◆ **Given task**
Write out the listing word for word, starting with its first line and going on through the line that contains "cadastral-number-cell: 71:31:030305:207 [140,381,253,396]", including that line.
### Supplied material ###
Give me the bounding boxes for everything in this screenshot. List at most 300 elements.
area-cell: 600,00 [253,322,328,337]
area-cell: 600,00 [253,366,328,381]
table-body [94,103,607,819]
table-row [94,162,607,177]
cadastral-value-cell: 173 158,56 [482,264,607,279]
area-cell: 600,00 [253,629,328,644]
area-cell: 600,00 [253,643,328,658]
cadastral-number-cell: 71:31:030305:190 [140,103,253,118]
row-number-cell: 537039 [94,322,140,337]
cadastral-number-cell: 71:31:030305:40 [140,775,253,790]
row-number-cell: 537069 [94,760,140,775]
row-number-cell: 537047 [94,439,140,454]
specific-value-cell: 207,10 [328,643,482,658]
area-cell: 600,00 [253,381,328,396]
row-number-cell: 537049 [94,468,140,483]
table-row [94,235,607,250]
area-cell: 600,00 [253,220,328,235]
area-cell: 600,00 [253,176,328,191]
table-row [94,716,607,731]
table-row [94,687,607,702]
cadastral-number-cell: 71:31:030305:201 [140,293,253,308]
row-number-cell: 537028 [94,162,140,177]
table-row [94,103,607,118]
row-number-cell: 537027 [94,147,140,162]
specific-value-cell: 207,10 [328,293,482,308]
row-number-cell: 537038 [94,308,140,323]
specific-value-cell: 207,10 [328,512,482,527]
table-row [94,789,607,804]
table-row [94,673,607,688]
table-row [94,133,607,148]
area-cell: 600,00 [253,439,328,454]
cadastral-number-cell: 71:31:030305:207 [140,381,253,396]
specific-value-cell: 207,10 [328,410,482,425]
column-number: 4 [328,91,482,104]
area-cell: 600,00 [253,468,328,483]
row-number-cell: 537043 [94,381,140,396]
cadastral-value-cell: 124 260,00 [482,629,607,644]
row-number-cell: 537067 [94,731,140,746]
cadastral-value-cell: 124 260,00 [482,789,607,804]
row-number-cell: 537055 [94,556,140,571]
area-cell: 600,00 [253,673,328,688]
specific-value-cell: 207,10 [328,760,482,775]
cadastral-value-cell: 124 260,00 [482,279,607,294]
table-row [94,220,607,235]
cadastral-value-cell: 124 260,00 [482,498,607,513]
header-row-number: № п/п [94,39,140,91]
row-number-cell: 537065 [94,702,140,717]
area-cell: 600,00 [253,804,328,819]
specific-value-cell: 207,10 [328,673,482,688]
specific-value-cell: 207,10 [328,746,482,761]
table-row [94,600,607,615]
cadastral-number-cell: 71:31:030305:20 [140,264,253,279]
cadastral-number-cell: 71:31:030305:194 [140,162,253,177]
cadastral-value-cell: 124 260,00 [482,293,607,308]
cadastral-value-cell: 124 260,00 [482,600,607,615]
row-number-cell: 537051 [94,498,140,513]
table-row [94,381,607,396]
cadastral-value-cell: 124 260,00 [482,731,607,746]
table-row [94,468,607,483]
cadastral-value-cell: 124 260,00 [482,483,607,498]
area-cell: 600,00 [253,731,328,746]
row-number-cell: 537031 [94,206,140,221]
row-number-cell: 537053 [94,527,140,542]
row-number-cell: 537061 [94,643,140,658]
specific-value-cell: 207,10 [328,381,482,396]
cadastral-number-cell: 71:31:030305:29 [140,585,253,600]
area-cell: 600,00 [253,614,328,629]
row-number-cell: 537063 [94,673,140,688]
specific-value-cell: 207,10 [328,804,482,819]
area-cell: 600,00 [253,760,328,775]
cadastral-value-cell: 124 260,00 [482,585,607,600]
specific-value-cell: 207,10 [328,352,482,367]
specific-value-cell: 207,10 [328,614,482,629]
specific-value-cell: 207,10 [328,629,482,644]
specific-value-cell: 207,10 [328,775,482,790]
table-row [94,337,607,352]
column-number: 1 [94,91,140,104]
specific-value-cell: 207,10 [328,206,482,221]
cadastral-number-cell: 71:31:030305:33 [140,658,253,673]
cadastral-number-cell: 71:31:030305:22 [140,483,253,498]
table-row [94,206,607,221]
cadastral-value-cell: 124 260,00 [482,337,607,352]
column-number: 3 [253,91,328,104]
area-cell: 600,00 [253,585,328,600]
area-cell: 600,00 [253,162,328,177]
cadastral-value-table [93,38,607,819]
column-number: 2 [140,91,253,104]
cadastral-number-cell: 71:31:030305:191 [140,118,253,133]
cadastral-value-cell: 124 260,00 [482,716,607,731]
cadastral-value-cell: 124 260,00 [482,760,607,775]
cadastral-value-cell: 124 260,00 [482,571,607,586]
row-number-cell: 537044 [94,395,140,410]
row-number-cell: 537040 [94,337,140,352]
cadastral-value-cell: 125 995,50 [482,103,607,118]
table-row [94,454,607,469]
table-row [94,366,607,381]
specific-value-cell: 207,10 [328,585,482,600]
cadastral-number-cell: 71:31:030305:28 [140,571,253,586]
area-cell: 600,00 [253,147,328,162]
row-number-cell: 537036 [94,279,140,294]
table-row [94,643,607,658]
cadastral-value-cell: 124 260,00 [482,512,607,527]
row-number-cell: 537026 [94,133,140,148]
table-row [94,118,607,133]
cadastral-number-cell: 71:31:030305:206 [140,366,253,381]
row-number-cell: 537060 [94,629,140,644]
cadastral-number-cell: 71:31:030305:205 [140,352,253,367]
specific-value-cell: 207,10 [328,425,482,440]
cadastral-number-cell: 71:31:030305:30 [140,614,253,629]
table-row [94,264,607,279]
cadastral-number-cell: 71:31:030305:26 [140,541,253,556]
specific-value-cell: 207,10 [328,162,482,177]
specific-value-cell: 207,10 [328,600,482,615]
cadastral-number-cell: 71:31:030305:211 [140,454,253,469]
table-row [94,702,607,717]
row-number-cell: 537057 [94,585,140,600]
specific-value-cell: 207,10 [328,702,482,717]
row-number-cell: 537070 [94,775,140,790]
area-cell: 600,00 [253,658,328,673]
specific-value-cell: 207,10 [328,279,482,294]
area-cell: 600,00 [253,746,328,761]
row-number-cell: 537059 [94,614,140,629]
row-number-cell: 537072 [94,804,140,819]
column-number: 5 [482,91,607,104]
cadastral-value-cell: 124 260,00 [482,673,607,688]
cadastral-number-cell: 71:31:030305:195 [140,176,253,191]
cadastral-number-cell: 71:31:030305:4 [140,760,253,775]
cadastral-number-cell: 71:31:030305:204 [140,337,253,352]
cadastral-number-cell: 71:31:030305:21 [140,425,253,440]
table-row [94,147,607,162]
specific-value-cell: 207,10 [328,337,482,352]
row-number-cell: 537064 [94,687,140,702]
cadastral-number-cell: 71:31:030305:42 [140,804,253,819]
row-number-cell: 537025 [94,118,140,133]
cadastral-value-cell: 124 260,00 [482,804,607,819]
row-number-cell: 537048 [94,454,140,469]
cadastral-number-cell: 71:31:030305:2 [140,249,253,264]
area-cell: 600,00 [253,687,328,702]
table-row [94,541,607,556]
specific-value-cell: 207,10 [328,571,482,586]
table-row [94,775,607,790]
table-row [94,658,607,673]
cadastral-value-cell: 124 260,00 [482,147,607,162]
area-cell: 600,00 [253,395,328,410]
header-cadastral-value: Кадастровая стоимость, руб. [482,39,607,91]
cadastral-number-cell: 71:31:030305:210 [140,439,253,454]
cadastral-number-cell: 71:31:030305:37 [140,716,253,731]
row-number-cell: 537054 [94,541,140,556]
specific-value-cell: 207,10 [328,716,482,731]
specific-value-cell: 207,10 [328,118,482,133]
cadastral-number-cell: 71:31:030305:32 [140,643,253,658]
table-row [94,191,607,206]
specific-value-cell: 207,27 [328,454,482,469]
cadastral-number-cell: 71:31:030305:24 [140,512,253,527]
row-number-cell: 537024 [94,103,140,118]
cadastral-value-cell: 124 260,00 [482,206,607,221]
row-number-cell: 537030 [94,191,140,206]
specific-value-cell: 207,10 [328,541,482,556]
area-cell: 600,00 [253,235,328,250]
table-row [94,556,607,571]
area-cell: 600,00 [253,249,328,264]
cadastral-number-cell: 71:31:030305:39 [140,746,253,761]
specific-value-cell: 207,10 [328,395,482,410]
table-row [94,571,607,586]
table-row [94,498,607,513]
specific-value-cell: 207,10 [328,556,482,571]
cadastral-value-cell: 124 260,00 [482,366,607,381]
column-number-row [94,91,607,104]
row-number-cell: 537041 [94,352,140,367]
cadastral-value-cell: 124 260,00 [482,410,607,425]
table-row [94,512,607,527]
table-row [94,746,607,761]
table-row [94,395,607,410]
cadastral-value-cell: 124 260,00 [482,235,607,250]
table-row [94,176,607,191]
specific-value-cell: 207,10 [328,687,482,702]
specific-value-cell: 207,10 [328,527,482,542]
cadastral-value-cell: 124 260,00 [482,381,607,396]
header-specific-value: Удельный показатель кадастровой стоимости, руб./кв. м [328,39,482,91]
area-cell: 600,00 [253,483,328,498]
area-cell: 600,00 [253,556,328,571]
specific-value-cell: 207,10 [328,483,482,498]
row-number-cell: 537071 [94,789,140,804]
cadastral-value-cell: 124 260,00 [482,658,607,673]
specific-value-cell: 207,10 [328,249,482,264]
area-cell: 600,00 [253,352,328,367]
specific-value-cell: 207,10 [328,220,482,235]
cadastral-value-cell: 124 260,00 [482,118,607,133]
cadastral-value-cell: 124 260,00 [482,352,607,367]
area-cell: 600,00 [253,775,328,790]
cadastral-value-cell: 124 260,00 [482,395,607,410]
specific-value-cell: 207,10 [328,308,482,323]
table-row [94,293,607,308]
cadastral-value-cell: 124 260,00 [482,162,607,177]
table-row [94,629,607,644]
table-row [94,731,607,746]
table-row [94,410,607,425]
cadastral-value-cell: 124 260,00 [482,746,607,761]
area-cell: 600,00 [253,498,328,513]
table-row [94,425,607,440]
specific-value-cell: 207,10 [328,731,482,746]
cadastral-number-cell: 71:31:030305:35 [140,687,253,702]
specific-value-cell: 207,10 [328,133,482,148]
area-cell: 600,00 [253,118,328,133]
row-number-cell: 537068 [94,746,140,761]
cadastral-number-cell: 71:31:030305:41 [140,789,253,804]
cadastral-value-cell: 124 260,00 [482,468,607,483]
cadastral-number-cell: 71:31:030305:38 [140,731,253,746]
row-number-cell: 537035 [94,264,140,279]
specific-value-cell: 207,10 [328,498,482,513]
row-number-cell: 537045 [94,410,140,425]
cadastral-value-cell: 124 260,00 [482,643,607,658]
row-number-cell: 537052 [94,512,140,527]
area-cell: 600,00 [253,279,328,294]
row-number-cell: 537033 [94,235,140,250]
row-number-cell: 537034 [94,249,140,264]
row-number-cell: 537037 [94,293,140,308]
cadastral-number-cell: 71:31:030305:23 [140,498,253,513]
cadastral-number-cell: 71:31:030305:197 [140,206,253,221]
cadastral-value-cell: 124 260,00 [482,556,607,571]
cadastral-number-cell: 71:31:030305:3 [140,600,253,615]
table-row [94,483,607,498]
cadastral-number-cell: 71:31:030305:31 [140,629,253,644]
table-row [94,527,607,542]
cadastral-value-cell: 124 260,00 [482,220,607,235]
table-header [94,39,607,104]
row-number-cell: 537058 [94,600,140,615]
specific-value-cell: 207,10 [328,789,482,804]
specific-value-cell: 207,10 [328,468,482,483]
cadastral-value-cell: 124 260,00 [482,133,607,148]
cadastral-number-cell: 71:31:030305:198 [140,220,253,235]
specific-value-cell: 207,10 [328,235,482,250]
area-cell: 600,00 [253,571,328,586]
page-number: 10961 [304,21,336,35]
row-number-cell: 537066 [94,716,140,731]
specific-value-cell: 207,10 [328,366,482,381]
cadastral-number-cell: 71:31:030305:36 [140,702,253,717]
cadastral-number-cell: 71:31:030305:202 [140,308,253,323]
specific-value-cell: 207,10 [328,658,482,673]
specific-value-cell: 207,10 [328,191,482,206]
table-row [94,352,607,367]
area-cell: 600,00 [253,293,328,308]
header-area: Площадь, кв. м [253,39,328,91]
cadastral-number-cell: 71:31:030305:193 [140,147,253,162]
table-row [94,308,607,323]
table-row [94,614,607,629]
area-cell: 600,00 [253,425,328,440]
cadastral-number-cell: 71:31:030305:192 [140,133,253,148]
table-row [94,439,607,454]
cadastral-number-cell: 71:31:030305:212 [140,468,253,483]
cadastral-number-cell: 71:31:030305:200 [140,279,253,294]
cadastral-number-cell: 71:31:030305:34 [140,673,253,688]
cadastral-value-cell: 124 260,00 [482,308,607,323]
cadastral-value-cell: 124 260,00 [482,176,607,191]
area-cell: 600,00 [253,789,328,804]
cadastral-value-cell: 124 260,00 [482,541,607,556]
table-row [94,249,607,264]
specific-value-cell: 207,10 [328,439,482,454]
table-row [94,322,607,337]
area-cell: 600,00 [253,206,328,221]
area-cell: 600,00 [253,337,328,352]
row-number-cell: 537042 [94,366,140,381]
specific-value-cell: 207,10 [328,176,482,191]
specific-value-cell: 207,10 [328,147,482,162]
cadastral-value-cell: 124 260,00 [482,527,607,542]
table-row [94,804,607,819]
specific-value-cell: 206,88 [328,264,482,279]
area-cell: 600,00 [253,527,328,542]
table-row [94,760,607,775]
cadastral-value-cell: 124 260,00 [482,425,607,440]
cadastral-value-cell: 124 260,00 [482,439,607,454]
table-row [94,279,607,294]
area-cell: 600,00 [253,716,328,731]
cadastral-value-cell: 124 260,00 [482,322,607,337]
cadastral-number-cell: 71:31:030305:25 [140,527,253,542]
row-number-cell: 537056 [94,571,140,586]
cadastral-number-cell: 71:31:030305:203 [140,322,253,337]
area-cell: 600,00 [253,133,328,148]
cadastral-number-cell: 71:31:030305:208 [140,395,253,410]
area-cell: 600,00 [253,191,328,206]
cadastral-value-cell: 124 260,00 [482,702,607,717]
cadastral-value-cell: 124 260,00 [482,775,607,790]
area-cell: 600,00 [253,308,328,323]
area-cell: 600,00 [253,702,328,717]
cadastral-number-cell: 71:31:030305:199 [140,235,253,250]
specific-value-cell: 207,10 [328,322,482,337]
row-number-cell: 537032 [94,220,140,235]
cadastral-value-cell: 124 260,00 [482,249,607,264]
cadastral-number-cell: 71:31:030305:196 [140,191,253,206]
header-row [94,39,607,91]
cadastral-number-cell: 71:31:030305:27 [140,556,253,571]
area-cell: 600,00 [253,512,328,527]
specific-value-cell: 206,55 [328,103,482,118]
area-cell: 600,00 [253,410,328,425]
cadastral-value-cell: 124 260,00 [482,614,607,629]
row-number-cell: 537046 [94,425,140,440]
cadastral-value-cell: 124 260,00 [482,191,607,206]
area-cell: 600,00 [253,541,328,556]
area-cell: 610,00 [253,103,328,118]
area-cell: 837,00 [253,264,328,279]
###
◆ **Written solution**
Give me the bounding boxes for everything in this screenshot. List at most 300 elements.
area-cell: 600,00 [253,322,328,337]
area-cell: 600,00 [253,366,328,381]
table-body [94,103,607,819]
table-row [94,162,607,177]
cadastral-value-cell: 173 158,56 [482,264,607,279]
area-cell: 600,00 [253,629,328,644]
area-cell: 600,00 [253,643,328,658]
cadastral-number-cell: 71:31:030305:190 [140,103,253,118]
row-number-cell: 537039 [94,322,140,337]
cadastral-number-cell: 71:31:030305:40 [140,775,253,790]
row-number-cell: 537069 [94,760,140,775]
row-number-cell: 537047 [94,439,140,454]
specific-value-cell: 207,10 [328,643,482,658]
area-cell: 600,00 [253,381,328,396]
row-number-cell: 537049 [94,468,140,483]
table-row [94,235,607,250]
area-cell: 600,00 [253,220,328,235]
area-cell: 600,00 [253,176,328,191]
table-row [94,716,607,731]
table-row [94,687,607,702]
cadastral-number-cell: 71:31:030305:201 [140,293,253,308]
row-number-cell: 537028 [94,162,140,177]
table-row [94,103,607,118]
row-number-cell: 537027 [94,147,140,162]
specific-value-cell: 207,10 [328,293,482,308]
row-number-cell: 537038 [94,308,140,323]
specific-value-cell: 207,10 [328,512,482,527]
table-row [94,789,607,804]
table-row [94,673,607,688]
table-row [94,133,607,148]
area-cell: 600,00 [253,439,328,454]
cadastral-number-cell: 71:31:030305:207 [140,381,253,396]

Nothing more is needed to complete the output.